Return the material word for word. Do not include pictures.

------------------------

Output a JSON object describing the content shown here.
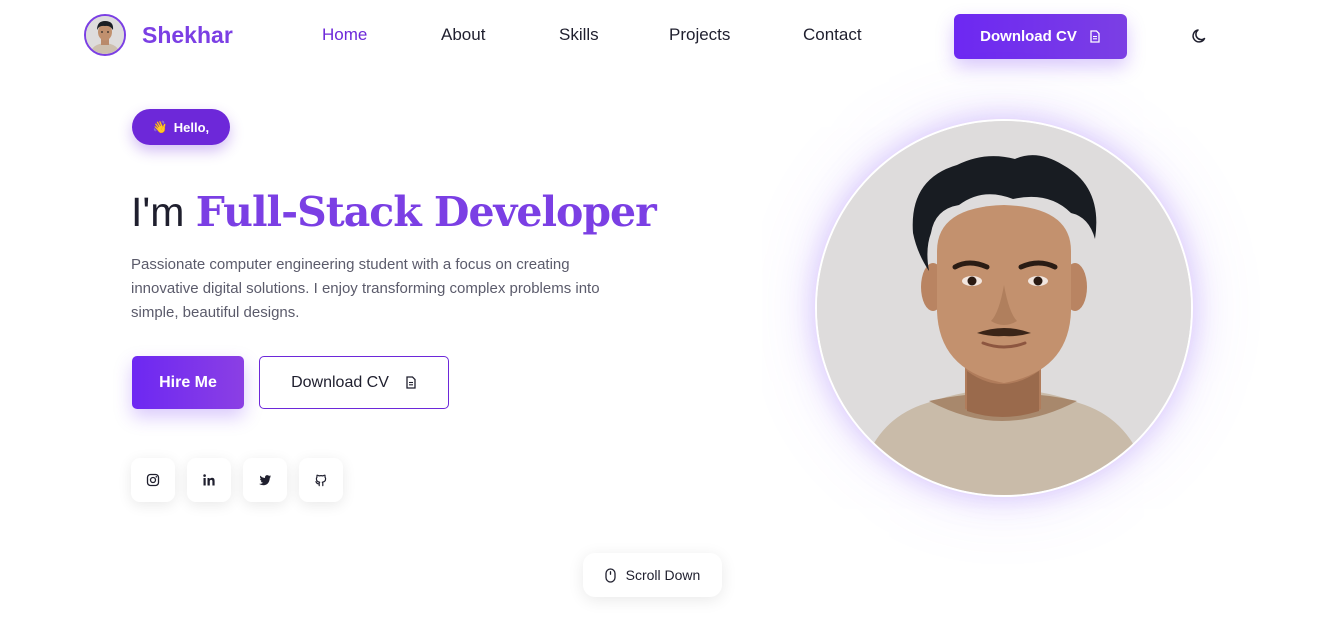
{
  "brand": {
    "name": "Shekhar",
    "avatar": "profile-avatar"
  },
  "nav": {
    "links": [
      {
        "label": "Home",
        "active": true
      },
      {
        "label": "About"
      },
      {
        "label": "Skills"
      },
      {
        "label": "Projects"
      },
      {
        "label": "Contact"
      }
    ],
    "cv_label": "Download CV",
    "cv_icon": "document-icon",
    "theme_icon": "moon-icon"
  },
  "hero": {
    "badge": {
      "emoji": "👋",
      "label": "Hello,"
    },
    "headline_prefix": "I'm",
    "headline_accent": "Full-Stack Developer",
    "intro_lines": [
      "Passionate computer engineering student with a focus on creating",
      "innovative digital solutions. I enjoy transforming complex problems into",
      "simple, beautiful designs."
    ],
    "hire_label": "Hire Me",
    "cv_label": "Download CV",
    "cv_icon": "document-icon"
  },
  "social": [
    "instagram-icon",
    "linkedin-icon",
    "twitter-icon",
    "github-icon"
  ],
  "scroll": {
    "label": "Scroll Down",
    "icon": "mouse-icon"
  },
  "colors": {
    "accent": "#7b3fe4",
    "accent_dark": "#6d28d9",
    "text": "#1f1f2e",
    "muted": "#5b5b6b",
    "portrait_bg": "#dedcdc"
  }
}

------------------------

**Output for this exercise**
Output a JSON object describing the content shown here.
{
  "brand": {
    "name": "Shekhar",
    "avatar": "profile-avatar"
  },
  "nav": {
    "links": [
      {
        "label": "Home",
        "active": true
      },
      {
        "label": "About"
      },
      {
        "label": "Skills"
      },
      {
        "label": "Projects"
      },
      {
        "label": "Contact"
      }
    ],
    "cv_label": "Download CV",
    "cv_icon": "document-icon",
    "theme_icon": "moon-icon"
  },
  "hero": {
    "badge": {
      "emoji": "👋",
      "label": "Hello,"
    },
    "headline_prefix": "I'm",
    "headline_accent": "Full-Stack Developer",
    "intro_lines": [
      "Passionate computer engineering student with a focus on creating",
      "innovative digital solutions. I enjoy transforming complex problems into",
      "simple, beautiful designs."
    ],
    "hire_label": "Hire Me",
    "cv_label": "Download CV",
    "cv_icon": "document-icon"
  },
  "social": [
    "instagram-icon",
    "linkedin-icon",
    "twitter-icon",
    "github-icon"
  ],
  "scroll": {
    "label": "Scroll Down",
    "icon": "mouse-icon"
  },
  "colors": {
    "accent": "#7b3fe4",
    "accent_dark": "#6d28d9",
    "text": "#1f1f2e",
    "muted": "#5b5b6b",
    "portrait_bg": "#dedcdc"
  }
}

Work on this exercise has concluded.